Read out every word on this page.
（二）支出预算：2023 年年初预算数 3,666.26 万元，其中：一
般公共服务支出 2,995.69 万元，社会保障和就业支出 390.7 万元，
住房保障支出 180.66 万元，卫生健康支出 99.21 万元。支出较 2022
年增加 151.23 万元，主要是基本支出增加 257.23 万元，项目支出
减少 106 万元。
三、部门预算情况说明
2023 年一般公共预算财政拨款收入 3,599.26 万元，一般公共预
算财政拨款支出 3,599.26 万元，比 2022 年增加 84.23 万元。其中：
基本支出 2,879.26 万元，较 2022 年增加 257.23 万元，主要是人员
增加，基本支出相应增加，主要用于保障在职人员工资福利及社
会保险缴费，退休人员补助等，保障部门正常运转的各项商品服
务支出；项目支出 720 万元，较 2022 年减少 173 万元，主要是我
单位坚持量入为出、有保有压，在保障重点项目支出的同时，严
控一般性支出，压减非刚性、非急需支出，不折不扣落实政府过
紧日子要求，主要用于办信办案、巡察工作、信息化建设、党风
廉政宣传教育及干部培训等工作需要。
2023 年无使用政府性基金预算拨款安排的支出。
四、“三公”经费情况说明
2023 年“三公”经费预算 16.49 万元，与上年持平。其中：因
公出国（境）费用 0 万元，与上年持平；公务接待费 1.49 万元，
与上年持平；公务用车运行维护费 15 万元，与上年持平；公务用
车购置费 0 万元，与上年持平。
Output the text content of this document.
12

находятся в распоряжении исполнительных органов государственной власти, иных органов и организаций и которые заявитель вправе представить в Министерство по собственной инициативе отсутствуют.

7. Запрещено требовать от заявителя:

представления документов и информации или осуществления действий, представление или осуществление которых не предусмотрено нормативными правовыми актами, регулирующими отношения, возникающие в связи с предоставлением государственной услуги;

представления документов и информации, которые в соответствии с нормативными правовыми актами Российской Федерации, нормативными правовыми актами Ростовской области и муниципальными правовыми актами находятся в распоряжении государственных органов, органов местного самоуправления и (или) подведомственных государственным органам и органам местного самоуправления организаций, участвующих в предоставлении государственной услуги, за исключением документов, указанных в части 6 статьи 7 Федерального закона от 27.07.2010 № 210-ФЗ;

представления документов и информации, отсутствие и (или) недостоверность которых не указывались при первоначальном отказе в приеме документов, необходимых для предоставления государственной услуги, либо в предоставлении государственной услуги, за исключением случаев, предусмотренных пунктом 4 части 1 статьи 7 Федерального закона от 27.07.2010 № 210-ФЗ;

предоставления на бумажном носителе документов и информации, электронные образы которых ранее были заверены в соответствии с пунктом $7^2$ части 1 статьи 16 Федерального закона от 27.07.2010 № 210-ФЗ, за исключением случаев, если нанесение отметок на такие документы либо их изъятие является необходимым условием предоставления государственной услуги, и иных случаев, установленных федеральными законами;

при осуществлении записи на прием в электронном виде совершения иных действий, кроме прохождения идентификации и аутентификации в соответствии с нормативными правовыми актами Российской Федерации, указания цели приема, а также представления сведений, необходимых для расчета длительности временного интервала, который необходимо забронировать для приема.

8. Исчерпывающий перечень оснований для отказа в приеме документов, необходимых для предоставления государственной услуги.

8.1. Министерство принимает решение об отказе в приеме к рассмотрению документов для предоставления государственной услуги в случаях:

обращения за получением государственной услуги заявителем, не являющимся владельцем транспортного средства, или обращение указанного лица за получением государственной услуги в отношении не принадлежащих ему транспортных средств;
# # # # # # #
**What to do:** Write out every line of the entries that holds the word "this".

**Expected answer:**
Read out every word on this page.
Output the text content of this document.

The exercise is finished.